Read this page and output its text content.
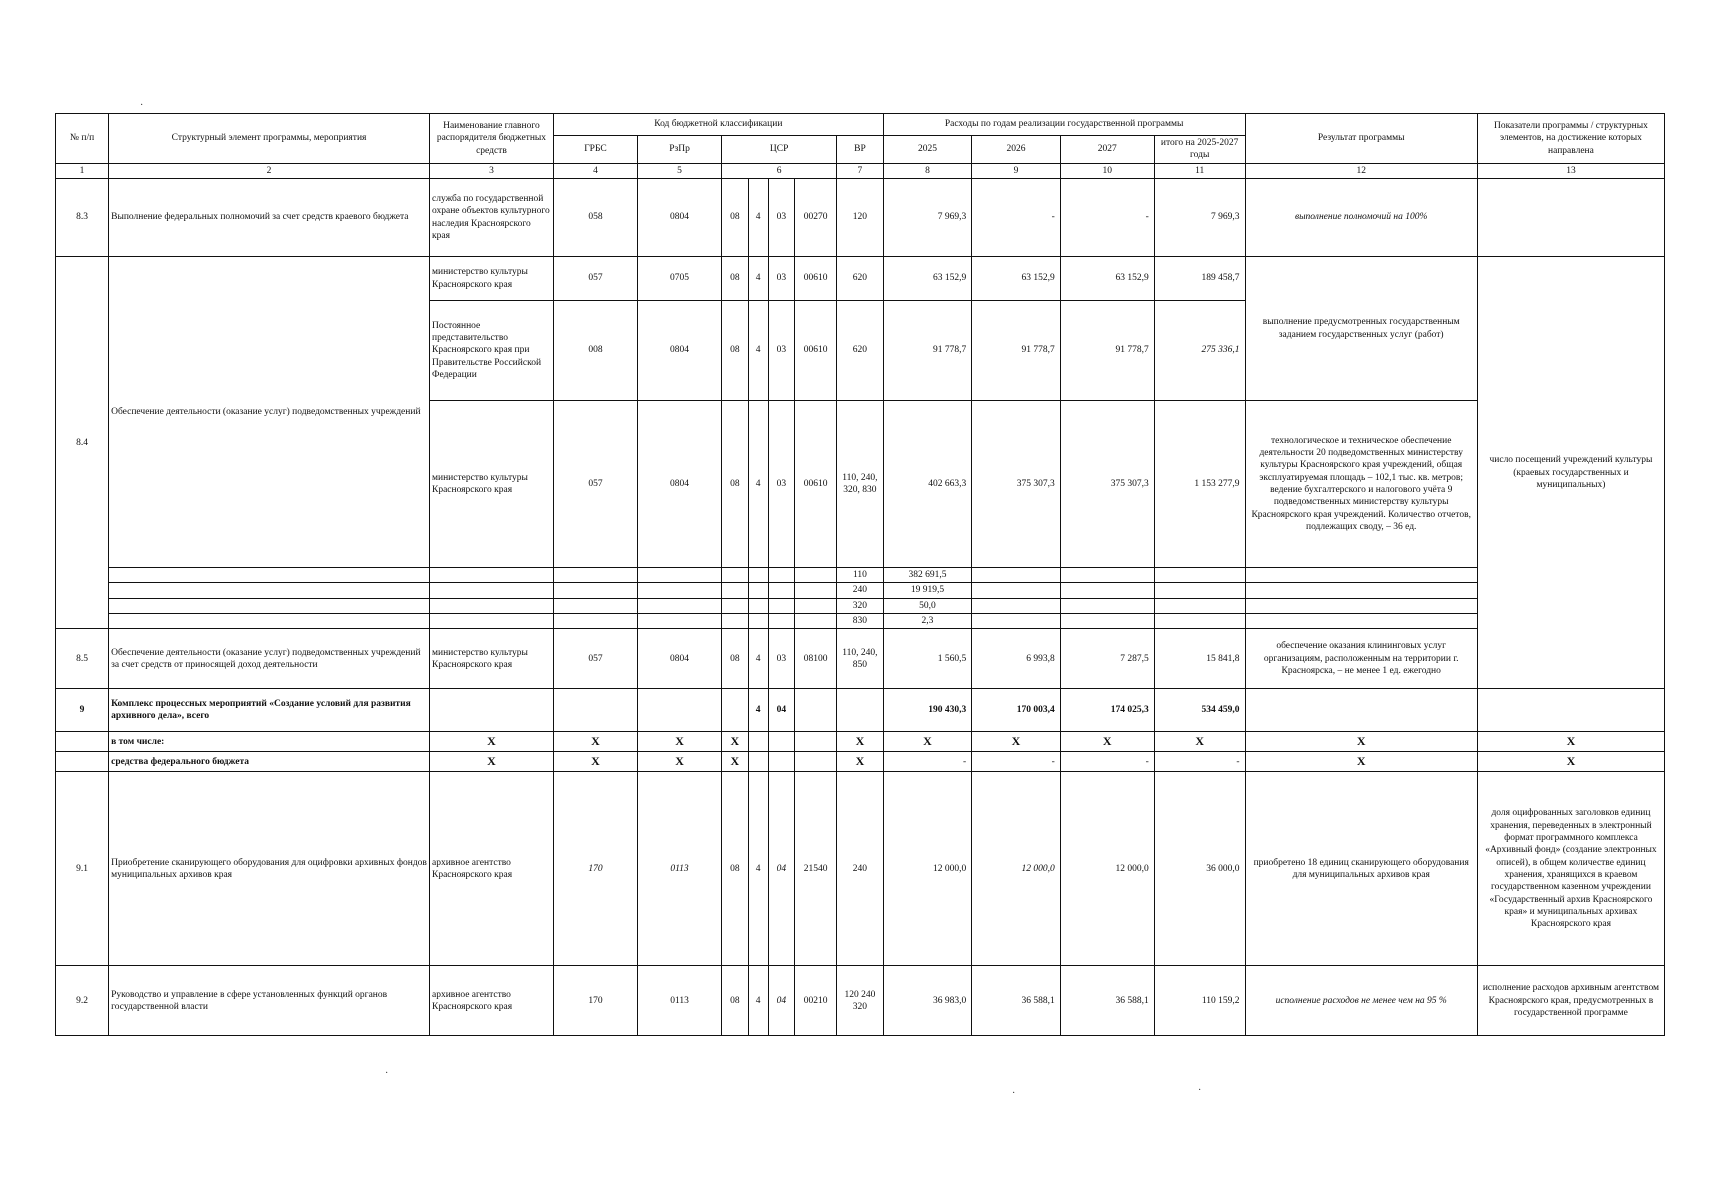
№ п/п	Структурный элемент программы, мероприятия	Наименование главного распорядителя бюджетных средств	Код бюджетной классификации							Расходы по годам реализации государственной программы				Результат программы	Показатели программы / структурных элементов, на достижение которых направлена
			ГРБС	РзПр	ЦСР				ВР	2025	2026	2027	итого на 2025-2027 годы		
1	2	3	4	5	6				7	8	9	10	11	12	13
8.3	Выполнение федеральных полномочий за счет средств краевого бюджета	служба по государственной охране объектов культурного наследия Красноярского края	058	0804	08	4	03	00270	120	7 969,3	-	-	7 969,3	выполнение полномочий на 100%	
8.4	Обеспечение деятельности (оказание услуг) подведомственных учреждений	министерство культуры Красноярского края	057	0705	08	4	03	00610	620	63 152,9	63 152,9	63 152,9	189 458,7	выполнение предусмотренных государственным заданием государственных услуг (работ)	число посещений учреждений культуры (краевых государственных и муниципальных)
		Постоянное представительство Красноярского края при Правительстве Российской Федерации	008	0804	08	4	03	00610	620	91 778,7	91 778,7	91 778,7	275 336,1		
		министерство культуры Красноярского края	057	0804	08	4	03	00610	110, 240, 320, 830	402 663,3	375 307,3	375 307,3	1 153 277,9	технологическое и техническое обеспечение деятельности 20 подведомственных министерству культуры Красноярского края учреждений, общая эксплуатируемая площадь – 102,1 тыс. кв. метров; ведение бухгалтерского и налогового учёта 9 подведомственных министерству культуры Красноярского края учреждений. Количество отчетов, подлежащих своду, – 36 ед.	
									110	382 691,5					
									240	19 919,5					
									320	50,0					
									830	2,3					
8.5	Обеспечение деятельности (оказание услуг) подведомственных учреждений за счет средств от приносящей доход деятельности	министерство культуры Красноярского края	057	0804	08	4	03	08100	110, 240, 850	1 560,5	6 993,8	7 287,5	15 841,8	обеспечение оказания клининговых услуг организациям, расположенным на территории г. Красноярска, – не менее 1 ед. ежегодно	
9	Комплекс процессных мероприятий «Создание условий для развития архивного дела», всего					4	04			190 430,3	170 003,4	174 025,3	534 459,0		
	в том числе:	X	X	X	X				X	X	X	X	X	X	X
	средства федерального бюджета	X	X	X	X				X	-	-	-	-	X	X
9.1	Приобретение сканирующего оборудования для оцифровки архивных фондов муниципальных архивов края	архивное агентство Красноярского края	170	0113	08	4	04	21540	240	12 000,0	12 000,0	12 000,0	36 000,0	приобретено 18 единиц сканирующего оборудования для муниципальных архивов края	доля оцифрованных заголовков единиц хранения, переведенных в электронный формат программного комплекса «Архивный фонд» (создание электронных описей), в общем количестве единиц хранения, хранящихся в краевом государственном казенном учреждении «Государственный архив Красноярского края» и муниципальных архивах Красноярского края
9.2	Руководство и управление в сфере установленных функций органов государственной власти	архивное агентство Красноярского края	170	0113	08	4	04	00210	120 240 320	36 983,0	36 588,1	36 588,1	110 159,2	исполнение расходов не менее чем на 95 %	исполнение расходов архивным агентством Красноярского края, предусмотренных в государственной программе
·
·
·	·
____
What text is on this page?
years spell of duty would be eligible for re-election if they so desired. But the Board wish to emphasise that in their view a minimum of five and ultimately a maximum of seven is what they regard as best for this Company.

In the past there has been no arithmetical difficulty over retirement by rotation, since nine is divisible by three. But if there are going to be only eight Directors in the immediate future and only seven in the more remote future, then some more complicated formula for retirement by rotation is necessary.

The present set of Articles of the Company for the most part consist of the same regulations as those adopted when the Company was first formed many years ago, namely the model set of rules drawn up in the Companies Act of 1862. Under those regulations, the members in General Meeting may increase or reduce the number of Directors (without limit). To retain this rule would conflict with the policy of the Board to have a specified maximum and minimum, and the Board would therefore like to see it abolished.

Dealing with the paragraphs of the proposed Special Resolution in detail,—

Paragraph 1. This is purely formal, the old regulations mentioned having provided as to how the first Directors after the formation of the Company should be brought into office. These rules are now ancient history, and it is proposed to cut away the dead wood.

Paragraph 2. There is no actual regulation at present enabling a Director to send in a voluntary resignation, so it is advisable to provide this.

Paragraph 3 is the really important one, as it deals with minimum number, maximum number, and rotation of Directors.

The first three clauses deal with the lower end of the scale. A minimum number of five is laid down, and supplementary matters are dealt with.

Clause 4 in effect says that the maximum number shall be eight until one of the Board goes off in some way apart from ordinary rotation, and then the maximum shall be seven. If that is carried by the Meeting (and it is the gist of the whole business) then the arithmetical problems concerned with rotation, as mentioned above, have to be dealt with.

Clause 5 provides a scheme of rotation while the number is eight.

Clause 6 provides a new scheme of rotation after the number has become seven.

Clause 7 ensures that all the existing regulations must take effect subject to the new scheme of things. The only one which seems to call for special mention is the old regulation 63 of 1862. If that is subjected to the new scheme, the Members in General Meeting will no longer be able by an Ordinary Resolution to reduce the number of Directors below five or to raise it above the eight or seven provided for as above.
____
▶ **Directions**: Copy whichever lines in the listing above contain the word "text".

▶ **Task solution**:
Read this page and output its text content.
What text is on this page?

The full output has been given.